- PROBLEM REQUIREMENTS -
Which lines contain the string "target"? Please list every one of them.

- Stored data -
_ _ _ _
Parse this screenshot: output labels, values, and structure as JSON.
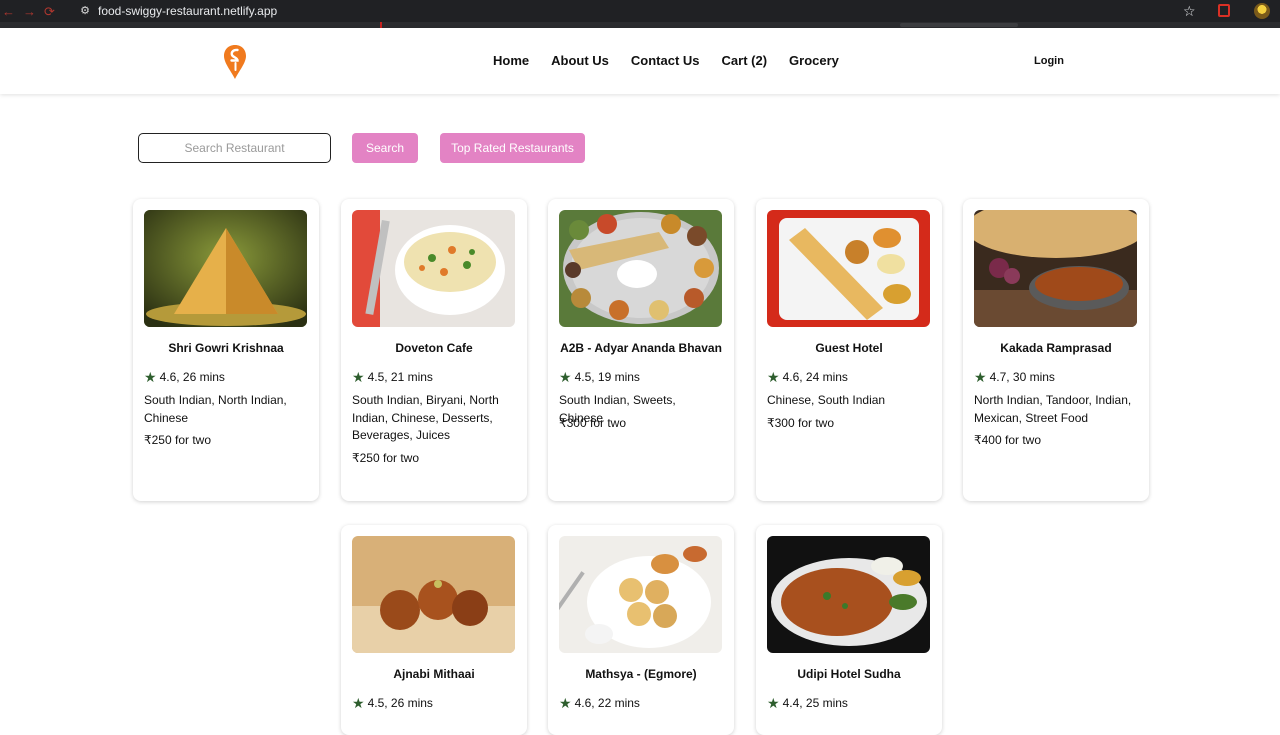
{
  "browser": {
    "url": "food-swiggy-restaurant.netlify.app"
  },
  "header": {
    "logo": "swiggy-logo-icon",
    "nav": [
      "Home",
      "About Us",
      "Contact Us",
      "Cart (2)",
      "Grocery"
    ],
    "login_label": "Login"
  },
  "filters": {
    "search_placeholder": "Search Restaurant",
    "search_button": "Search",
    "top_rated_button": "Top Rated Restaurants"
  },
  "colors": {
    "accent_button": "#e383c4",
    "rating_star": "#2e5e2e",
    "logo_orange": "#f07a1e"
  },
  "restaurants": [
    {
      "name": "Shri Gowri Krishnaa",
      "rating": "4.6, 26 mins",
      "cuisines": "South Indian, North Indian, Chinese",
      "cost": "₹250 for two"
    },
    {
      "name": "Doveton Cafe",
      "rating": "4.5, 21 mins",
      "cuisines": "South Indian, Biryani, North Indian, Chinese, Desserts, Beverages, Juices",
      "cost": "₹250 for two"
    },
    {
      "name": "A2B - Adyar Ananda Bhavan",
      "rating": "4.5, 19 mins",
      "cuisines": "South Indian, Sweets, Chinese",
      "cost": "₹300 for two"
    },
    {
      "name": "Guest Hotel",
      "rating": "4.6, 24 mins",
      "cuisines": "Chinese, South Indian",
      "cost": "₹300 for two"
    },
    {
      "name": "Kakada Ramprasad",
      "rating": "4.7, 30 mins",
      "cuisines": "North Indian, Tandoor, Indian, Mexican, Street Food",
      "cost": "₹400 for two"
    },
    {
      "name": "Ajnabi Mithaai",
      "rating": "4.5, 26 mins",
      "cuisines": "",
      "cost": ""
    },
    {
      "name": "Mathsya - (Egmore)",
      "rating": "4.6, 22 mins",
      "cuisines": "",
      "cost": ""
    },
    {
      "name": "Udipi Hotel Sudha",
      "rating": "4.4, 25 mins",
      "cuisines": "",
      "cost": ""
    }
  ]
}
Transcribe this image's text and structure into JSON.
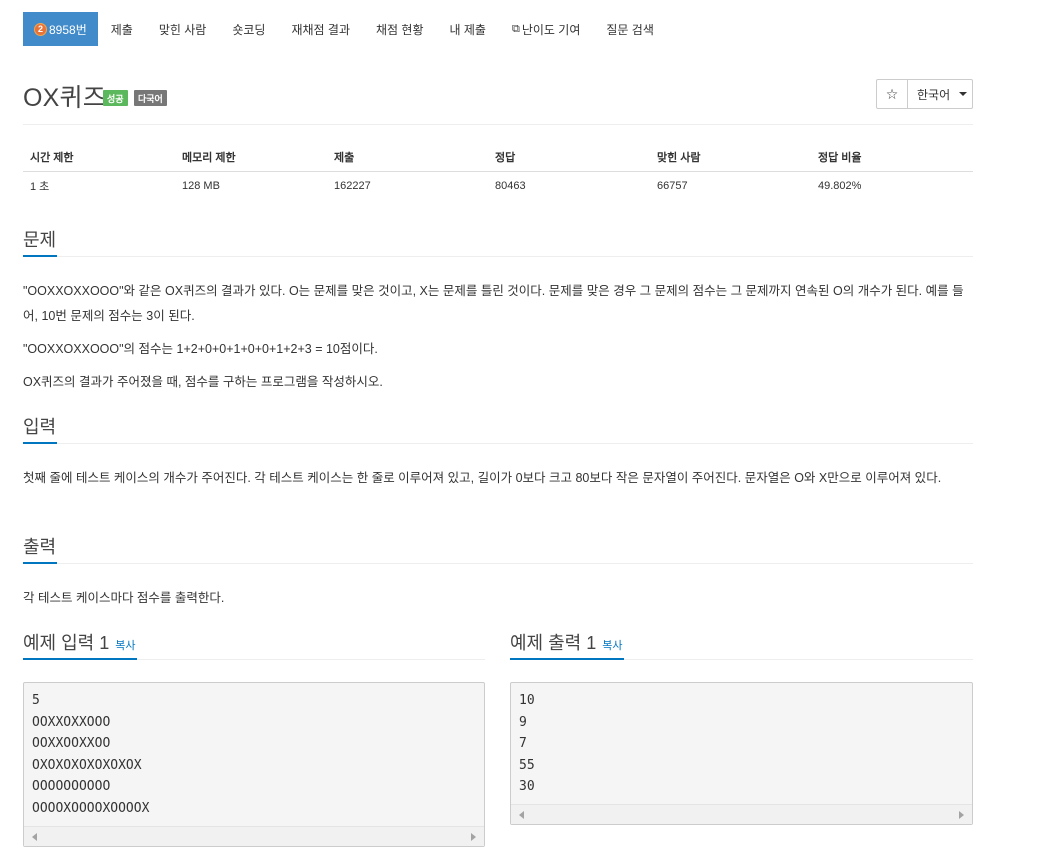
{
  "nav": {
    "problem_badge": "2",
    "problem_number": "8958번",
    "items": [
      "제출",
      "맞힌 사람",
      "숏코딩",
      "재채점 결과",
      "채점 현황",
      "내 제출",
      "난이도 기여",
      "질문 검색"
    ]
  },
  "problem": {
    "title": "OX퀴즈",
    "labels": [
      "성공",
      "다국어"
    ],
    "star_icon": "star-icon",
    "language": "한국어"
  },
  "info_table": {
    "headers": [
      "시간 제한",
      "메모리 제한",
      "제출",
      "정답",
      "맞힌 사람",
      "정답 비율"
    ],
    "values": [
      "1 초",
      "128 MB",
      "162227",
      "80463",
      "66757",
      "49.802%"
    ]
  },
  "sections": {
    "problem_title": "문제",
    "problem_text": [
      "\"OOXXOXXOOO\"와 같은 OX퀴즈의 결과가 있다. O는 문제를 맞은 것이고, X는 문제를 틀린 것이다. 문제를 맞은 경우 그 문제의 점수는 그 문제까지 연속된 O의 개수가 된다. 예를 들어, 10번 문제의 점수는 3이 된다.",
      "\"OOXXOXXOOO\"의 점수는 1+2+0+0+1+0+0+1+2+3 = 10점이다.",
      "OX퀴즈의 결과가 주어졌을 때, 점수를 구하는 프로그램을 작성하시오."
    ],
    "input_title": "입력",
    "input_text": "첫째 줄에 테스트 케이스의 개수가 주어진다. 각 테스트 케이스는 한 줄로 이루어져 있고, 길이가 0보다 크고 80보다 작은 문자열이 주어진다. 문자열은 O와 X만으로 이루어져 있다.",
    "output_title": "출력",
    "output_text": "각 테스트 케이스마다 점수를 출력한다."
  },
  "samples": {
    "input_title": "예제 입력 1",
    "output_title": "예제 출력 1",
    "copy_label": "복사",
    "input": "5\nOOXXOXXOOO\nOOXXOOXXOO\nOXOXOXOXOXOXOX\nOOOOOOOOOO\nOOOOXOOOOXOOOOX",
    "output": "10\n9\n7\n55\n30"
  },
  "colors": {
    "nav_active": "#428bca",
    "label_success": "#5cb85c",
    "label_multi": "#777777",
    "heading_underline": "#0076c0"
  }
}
_ _ _ _
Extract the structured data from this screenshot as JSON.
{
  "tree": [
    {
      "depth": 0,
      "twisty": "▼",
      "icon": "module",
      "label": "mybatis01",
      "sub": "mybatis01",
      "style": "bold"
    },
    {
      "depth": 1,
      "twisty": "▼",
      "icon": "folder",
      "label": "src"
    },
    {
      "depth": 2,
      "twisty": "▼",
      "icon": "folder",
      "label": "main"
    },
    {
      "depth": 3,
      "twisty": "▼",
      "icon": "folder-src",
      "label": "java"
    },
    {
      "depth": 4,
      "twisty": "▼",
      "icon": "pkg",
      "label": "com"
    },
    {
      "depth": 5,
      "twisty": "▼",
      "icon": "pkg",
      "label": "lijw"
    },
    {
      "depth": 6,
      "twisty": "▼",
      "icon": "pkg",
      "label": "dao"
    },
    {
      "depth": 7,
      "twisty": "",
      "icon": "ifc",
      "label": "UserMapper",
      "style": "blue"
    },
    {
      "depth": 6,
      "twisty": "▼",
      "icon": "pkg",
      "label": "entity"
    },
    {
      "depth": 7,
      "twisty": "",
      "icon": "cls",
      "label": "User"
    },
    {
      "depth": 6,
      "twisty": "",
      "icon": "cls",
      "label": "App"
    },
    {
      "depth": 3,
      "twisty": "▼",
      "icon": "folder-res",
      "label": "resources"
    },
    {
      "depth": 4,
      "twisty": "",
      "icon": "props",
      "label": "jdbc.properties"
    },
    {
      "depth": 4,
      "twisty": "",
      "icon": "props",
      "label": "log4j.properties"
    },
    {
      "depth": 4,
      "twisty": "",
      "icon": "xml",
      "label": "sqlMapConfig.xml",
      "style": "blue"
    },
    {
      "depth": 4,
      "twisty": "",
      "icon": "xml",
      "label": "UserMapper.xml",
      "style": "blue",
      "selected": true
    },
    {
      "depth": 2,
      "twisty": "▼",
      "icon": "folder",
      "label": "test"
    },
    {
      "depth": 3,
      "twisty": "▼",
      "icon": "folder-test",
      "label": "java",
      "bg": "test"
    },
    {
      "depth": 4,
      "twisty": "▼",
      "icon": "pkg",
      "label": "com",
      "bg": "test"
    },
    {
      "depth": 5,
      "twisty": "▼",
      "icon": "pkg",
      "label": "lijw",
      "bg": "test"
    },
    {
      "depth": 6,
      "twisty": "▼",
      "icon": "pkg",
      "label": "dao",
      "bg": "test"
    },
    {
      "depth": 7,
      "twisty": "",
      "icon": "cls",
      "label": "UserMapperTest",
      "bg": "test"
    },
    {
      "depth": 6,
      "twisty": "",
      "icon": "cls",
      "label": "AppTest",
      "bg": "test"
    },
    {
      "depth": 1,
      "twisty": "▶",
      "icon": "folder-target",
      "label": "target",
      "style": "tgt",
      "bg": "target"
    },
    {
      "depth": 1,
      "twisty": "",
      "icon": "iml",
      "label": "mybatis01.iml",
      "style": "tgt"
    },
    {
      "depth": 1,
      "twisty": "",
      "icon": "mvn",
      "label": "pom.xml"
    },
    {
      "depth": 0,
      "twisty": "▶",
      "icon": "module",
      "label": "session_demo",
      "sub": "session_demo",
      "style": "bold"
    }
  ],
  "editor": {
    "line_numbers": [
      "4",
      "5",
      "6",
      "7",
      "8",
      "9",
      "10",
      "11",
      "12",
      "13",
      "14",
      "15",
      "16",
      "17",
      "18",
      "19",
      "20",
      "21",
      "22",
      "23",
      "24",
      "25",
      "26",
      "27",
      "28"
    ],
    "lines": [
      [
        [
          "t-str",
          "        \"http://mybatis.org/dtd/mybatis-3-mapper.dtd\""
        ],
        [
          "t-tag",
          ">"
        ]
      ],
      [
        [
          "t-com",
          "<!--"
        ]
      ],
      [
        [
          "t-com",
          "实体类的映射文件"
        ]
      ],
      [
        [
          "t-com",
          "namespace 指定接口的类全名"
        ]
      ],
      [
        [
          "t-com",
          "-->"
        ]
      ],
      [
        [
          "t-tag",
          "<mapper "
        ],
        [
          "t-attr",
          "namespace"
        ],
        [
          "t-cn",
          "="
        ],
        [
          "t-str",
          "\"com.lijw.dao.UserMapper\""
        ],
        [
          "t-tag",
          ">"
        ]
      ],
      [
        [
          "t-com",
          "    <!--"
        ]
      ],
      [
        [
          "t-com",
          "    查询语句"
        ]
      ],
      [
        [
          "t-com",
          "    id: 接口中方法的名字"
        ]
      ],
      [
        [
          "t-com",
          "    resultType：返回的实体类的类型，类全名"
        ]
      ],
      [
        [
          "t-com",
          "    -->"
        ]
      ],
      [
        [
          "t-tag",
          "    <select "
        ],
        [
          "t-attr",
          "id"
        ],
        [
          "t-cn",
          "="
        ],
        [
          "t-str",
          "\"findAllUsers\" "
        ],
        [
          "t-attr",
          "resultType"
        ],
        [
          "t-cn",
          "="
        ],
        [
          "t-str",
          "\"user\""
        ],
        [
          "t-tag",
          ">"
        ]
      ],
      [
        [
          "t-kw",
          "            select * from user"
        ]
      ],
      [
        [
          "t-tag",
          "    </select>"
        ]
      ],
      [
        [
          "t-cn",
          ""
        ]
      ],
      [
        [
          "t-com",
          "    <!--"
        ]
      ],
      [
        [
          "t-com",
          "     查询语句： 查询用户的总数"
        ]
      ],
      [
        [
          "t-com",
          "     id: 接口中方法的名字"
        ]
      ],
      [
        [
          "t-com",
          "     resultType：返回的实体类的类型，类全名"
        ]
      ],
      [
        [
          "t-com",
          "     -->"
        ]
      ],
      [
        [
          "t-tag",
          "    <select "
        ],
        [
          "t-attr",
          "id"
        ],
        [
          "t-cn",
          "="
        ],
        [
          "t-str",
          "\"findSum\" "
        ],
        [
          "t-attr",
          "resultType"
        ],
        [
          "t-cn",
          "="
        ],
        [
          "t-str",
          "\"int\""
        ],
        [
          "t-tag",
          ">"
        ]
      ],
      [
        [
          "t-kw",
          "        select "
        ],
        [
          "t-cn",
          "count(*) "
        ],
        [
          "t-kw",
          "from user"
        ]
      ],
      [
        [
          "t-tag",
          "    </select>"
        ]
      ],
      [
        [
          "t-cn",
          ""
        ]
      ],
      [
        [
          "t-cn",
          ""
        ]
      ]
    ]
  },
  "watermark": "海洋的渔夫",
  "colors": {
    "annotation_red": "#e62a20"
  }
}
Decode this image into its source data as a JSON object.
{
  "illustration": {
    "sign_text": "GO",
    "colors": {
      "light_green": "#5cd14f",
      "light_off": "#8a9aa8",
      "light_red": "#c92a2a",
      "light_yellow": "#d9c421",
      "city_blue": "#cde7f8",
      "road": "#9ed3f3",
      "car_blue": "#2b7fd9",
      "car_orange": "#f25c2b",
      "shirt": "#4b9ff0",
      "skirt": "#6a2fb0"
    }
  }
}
_ _ _ _
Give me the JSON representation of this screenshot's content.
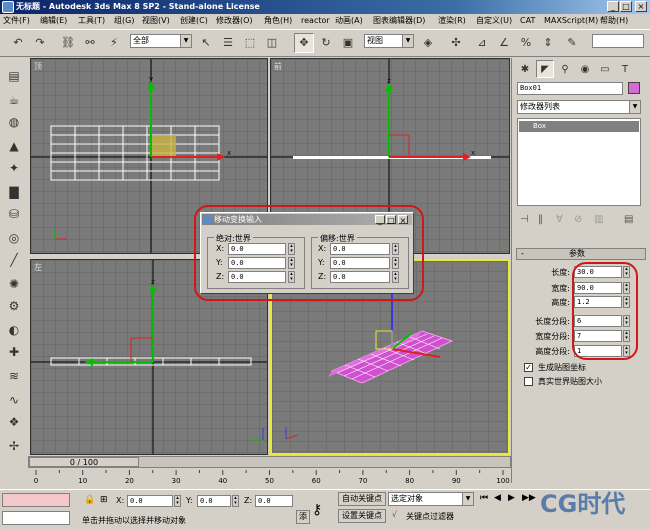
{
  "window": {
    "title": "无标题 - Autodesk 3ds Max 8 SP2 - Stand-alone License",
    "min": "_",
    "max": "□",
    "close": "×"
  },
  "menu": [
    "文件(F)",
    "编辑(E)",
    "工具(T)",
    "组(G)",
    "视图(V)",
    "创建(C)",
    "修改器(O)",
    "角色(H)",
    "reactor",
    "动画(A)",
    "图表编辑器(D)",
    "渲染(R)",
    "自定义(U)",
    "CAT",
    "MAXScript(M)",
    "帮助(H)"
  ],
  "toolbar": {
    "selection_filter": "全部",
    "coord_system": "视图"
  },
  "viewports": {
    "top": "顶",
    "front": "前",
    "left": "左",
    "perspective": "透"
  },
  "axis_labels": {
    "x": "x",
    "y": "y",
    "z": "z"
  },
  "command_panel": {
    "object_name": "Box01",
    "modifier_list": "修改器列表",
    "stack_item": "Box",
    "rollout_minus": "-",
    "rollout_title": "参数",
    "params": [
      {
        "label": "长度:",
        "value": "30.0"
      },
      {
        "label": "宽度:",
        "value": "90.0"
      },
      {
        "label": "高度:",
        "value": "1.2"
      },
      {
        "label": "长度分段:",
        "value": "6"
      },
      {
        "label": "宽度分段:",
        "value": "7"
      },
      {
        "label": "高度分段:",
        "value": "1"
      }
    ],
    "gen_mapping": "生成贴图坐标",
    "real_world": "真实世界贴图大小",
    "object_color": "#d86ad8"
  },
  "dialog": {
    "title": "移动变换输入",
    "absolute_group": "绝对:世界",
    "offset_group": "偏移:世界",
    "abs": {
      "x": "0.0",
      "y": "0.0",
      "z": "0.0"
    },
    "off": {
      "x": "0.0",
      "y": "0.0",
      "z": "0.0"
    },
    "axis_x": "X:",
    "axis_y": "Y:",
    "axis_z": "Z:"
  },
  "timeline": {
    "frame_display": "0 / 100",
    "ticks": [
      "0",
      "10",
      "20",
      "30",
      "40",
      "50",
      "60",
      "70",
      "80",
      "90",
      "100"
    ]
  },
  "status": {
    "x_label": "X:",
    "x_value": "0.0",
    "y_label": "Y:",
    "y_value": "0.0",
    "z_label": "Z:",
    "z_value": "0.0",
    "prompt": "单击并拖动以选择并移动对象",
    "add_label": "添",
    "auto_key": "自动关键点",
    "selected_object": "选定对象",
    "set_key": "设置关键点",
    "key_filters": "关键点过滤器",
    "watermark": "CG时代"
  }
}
_ _ _ _
- SOLUTION TO THIS PROBLEM -
      "icon": "folder-target",
      "label": "target",
      "bg": "target"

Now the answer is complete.